● Problem statement
Repeat the records verbatim and leave the pictures out of your copy.

• • • • •

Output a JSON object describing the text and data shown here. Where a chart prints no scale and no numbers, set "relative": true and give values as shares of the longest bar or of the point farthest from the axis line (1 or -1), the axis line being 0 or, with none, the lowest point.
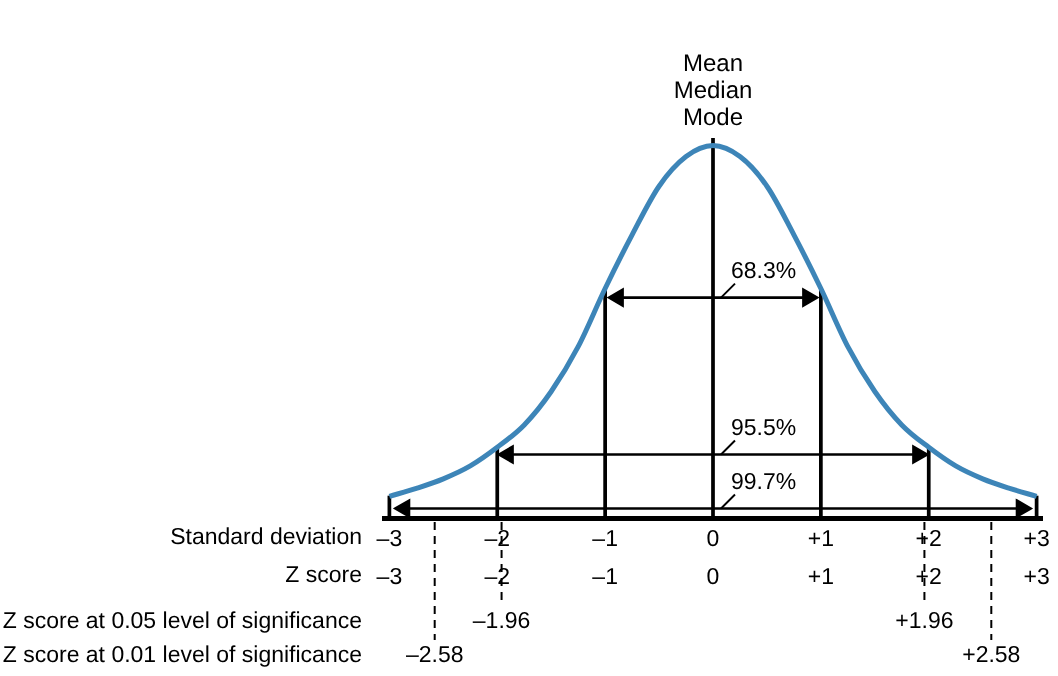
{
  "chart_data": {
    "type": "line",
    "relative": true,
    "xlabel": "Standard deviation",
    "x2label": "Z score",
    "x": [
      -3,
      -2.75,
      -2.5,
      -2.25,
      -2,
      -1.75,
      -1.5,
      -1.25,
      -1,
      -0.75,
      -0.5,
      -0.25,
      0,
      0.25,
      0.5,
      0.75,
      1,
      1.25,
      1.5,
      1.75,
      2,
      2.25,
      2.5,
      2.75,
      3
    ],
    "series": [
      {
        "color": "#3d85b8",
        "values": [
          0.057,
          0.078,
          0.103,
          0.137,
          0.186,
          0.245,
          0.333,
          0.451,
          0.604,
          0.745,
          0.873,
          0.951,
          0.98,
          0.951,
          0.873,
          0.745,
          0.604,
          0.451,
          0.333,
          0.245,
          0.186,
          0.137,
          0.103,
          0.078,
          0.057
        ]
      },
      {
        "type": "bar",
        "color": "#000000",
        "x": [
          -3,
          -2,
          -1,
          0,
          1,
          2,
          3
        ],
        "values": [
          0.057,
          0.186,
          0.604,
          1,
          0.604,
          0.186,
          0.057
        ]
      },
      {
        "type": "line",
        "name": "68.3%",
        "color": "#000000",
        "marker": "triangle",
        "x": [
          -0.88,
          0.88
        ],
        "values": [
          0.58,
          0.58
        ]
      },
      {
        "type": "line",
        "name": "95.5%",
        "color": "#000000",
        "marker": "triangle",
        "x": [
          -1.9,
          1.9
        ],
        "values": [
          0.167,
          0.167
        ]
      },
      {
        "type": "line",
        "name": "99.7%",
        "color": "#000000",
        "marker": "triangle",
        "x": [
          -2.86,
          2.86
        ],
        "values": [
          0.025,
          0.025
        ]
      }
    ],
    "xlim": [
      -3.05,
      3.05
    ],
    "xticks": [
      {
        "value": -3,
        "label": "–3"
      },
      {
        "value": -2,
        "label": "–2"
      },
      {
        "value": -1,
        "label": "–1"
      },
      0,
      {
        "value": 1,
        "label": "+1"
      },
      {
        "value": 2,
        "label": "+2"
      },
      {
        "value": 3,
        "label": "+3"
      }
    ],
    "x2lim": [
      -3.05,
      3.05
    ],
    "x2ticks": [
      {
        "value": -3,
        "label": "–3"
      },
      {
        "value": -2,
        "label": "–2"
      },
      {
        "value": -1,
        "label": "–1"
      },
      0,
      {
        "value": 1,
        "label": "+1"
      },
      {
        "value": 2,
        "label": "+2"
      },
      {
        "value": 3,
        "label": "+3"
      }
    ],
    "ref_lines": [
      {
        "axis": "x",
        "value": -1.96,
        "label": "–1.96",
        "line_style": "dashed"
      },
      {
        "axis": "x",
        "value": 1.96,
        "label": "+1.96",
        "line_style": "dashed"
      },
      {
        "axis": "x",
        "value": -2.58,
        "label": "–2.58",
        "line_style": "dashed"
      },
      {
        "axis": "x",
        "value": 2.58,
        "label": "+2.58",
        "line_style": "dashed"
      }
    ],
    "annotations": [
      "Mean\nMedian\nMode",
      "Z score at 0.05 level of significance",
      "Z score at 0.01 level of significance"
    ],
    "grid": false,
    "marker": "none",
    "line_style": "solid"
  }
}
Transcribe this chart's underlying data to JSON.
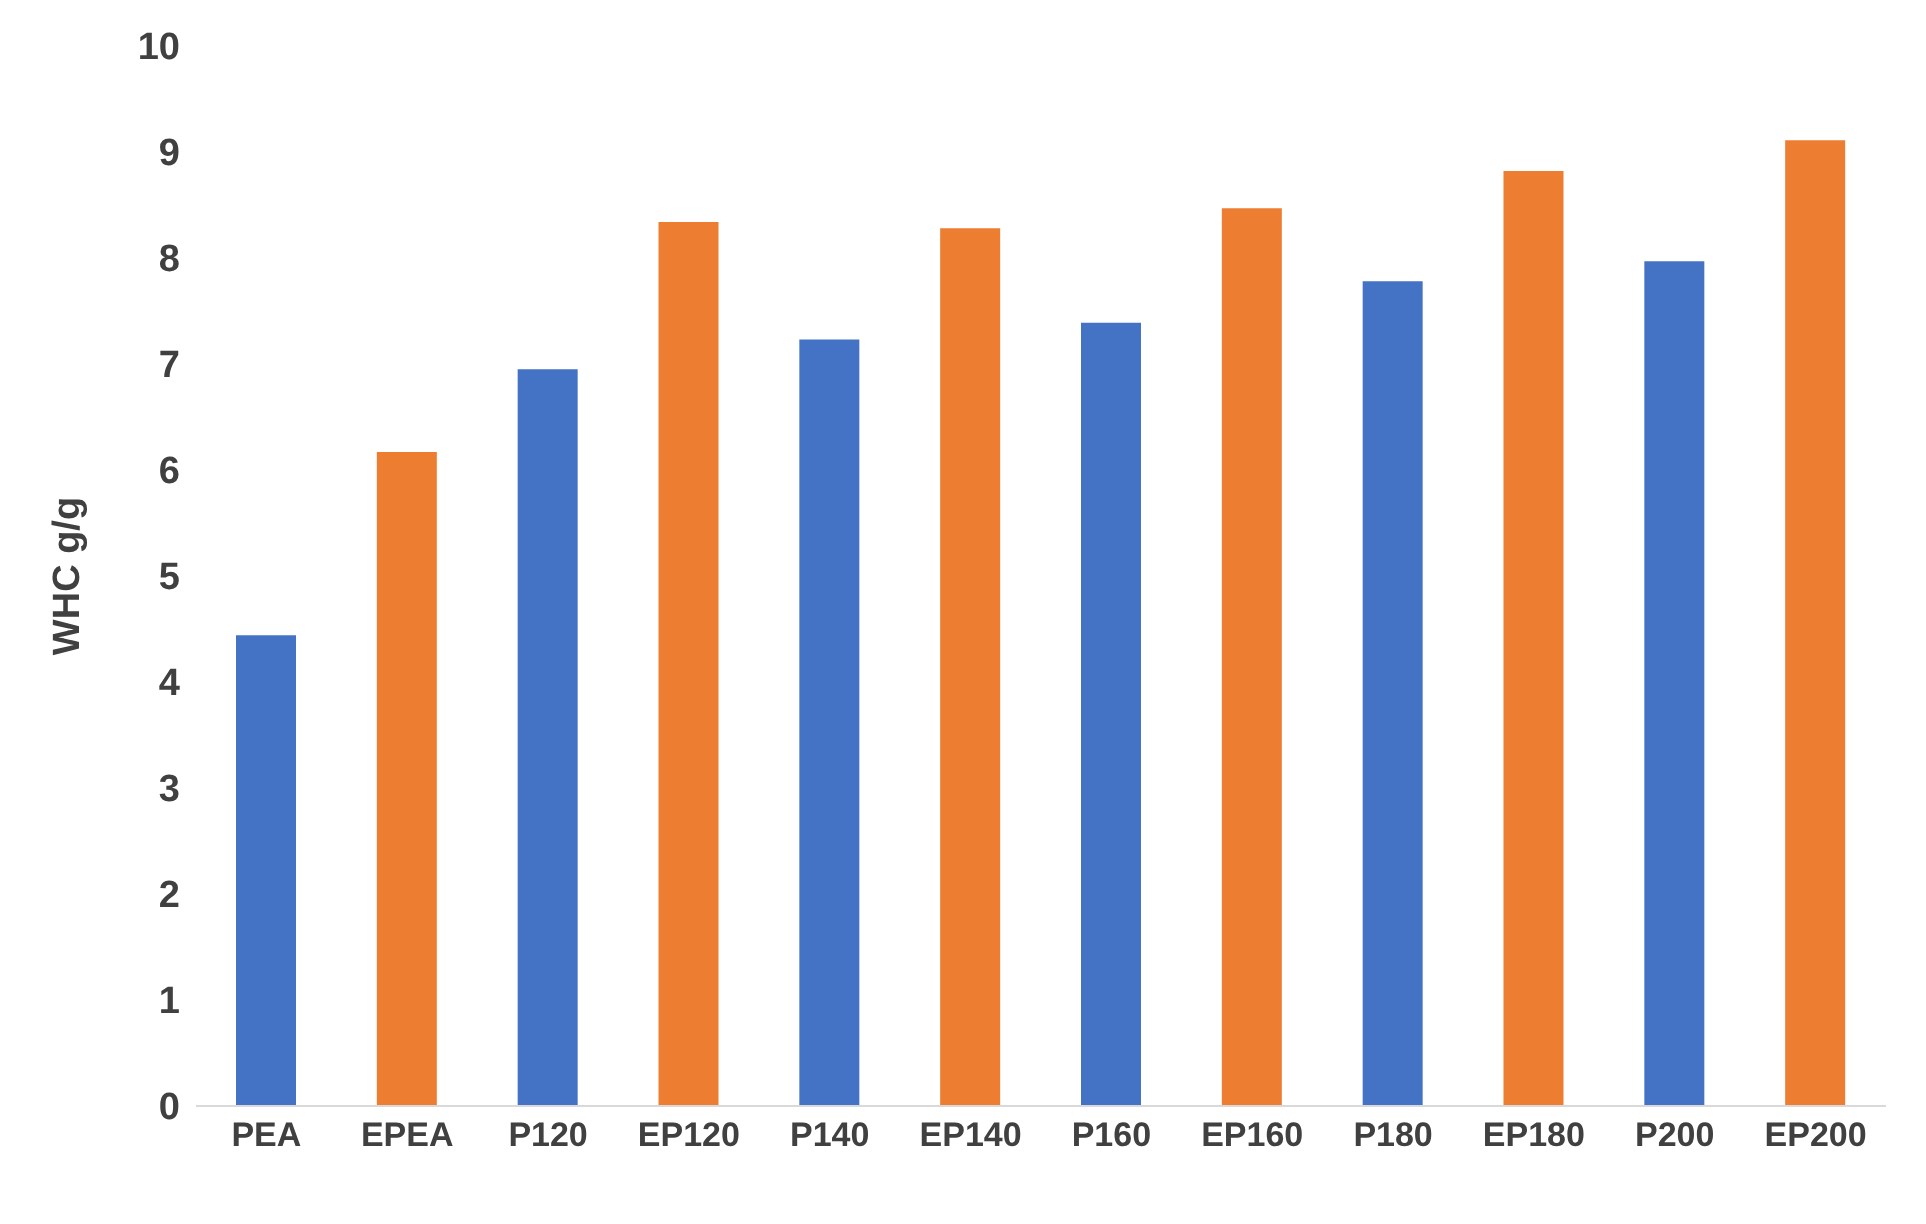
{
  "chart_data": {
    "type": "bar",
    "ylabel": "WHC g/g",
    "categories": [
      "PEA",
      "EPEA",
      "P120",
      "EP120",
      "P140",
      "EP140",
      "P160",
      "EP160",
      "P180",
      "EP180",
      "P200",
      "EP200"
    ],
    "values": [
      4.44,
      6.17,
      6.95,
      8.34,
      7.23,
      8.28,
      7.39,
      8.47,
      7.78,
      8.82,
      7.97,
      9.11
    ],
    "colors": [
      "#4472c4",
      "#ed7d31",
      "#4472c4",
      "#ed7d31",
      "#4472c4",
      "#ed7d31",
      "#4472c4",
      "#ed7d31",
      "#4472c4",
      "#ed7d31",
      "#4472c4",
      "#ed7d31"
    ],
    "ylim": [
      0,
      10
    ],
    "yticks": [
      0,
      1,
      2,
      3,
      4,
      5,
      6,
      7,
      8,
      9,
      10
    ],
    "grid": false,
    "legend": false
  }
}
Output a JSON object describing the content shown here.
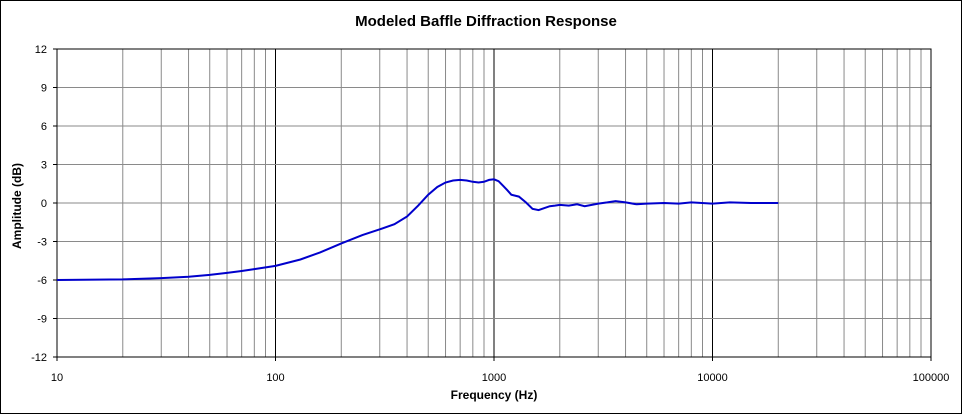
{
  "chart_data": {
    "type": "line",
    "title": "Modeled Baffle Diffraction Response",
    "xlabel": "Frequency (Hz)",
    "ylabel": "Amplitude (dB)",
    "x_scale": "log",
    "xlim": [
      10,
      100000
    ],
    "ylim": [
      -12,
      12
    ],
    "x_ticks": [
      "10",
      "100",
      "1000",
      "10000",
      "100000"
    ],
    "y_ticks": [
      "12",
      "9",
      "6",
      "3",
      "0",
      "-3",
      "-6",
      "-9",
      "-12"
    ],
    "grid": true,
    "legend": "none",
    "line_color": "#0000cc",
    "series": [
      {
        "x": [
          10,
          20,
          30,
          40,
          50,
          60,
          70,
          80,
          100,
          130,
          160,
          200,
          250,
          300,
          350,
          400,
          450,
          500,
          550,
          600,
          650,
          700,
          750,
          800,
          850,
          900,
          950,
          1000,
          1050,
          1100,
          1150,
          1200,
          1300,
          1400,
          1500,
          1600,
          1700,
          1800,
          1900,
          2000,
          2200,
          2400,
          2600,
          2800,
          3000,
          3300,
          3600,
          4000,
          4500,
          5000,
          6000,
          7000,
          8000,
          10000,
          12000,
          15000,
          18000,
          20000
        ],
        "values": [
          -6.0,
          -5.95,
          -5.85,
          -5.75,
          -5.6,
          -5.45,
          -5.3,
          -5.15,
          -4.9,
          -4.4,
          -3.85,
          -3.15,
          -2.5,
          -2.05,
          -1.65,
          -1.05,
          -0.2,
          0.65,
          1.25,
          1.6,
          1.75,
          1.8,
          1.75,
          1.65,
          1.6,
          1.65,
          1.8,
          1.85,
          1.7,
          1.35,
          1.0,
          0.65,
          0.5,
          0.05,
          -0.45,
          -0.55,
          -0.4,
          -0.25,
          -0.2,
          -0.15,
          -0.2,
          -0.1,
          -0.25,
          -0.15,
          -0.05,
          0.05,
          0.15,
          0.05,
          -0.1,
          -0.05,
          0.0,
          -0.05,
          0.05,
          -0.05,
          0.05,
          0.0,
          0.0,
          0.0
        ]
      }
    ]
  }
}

• • • • •

● Answer to this exercise
Output a JSON object describing the text and data shown here. Where a chart prints no scale and no numbers, set "relative": true and give values as shares of the longest bar or of the point farthest from the axis line (1 or -1), the axis line being 0 or, with none, the lowest point.
{
  "chart_data": {
    "type": "line",
    "relative": true,
    "xlabel": "Standard deviation",
    "x2label": "Z score",
    "x": [
      -3,
      -2.75,
      -2.5,
      -2.25,
      -2,
      -1.75,
      -1.5,
      -1.25,
      -1,
      -0.75,
      -0.5,
      -0.25,
      0,
      0.25,
      0.5,
      0.75,
      1,
      1.25,
      1.5,
      1.75,
      2,
      2.25,
      2.5,
      2.75,
      3
    ],
    "series": [
      {
        "color": "#3d85b8",
        "values": [
          0.057,
          0.078,
          0.103,
          0.137,
          0.186,
          0.245,
          0.333,
          0.451,
          0.604,
          0.745,
          0.873,
          0.951,
          0.98,
          0.951,
          0.873,
          0.745,
          0.604,
          0.451,
          0.333,
          0.245,
          0.186,
          0.137,
          0.103,
          0.078,
          0.057
        ]
      },
      {
        "type": "bar",
        "color": "#000000",
        "x": [
          -3,
          -2,
          -1,
          0,
          1,
          2,
          3
        ],
        "values": [
          0.057,
          0.186,
          0.604,
          1,
          0.604,
          0.186,
          0.057
        ]
      },
      {
        "type": "line",
        "name": "68.3%",
        "color": "#000000",
        "marker": "triangle",
        "x": [
          -0.88,
          0.88
        ],
        "values": [
          0.58,
          0.58
        ]
      },
      {
        "type": "line",
        "name": "95.5%",
        "color": "#000000",
        "marker": "triangle",
        "x": [
          -1.9,
          1.9
        ],
        "values": [
          0.167,
          0.167
        ]
      },
      {
        "type": "line",
        "name": "99.7%",
        "color": "#000000",
        "marker": "triangle",
        "x": [
          -2.86,
          2.86
        ],
        "values": [
          0.025,
          0.025
        ]
      }
    ],
    "xlim": [
      -3.05,
      3.05
    ],
    "xticks": [
      {
        "value": -3,
        "label": "–3"
      },
      {
        "value": -2,
        "label": "–2"
      },
      {
        "value": -1,
        "label": "–1"
      },
      0,
      {
        "value": 1,
        "label": "+1"
      },
      {
        "value": 2,
        "label": "+2"
      },
      {
        "value": 3,
        "label": "+3"
      }
    ],
    "x2lim": [
      -3.05,
      3.05
    ],
    "x2ticks": [
      {
        "value": -3,
        "label": "–3"
      },
      {
        "value": -2,
        "label": "–2"
      },
      {
        "value": -1,
        "label": "–1"
      },
      0,
      {
        "value": 1,
        "label": "+1"
      },
      {
        "value": 2,
        "label": "+2"
      },
      {
        "value": 3,
        "label": "+3"
      }
    ],
    "ref_lines": [
      {
        "axis": "x",
        "value": -1.96,
        "label": "–1.96",
        "line_style": "dashed"
      },
      {
        "axis": "x",
        "value": 1.96,
        "label": "+1.96",
        "line_style": "dashed"
      },
      {
        "axis": "x",
        "value": -2.58,
        "label": "–2.58",
        "line_style": "dashed"
      },
      {
        "axis": "x",
        "value": 2.58,
        "label": "+2.58",
        "line_style": "dashed"
      }
    ],
    "annotations": [
      "Mean\nMedian\nMode",
      "Z score at 0.05 level of significance",
      "Z score at 0.01 level of significance"
    ],
    "grid": false,
    "marker": "none",
    "line_style": "solid"
  }
}
Transcribe this chart's underlying data to JSON.
{
  "chart_data": {
    "type": "bar",
    "ylabel": "WHC g/g",
    "categories": [
      "PEA",
      "EPEA",
      "P120",
      "EP120",
      "P140",
      "EP140",
      "P160",
      "EP160",
      "P180",
      "EP180",
      "P200",
      "EP200"
    ],
    "values": [
      4.44,
      6.17,
      6.95,
      8.34,
      7.23,
      8.28,
      7.39,
      8.47,
      7.78,
      8.82,
      7.97,
      9.11
    ],
    "colors": [
      "#4472c4",
      "#ed7d31",
      "#4472c4",
      "#ed7d31",
      "#4472c4",
      "#ed7d31",
      "#4472c4",
      "#ed7d31",
      "#4472c4",
      "#ed7d31",
      "#4472c4",
      "#ed7d31"
    ],
    "ylim": [
      0,
      10
    ],
    "yticks": [
      0,
      1,
      2,
      3,
      4,
      5,
      6,
      7,
      8,
      9,
      10
    ],
    "grid": false,
    "legend": false
  }
}
Output a JSON object describing the content shown here.
{
  "chart_data": {
    "type": "line",
    "title": "Modeled Baffle Diffraction Response",
    "xlabel": "Frequency (Hz)",
    "ylabel": "Amplitude (dB)",
    "x_scale": "log",
    "xlim": [
      10,
      100000
    ],
    "ylim": [
      -12,
      12
    ],
    "x_ticks": [
      "10",
      "100",
      "1000",
      "10000",
      "100000"
    ],
    "y_ticks": [
      "12",
      "9",
      "6",
      "3",
      "0",
      "-3",
      "-6",
      "-9",
      "-12"
    ],
    "grid": true,
    "legend": "none",
    "line_color": "#0000cc",
    "series": [
      {
        "x": [
          10,
          20,
          30,
          40,
          50,
          60,
          70,
          80,
          100,
          130,
          160,
          200,
          250,
          300,
          350,
          400,
          450,
          500,
          550,
          600,
          650,
          700,
          750,
          800,
          850,
          900,
          950,
          1000,
          1050,
          1100,
          1150,
          1200,
          1300,
          1400,
          1500,
          1600,
          1700,
          1800,
          1900,
          2000,
          2200,
          2400,
          2600,
          2800,
          3000,
          3300,
          3600,
          4000,
          4500,
          5000,
          6000,
          7000,
          8000,
          10000,
          12000,
          15000,
          18000,
          20000
        ],
        "values": [
          -6.0,
          -5.95,
          -5.85,
          -5.75,
          -5.6,
          -5.45,
          -5.3,
          -5.15,
          -4.9,
          -4.4,
          -3.85,
          -3.15,
          -2.5,
          -2.05,
          -1.65,
          -1.05,
          -0.2,
          0.65,
          1.25,
          1.6,
          1.75,
          1.8,
          1.75,
          1.65,
          1.6,
          1.65,
          1.8,
          1.85,
          1.7,
          1.35,
          1.0,
          0.65,
          0.5,
          0.05,
          -0.45,
          -0.55,
          -0.4,
          -0.25,
          -0.2,
          -0.15,
          -0.2,
          -0.1,
          -0.25,
          -0.15,
          -0.05,
          0.05,
          0.15,
          0.05,
          -0.1,
          -0.05,
          0.0,
          -0.05,
          0.05,
          -0.05,
          0.05,
          0.0,
          0.0,
          0.0
        ]
      }
    ]
  }
}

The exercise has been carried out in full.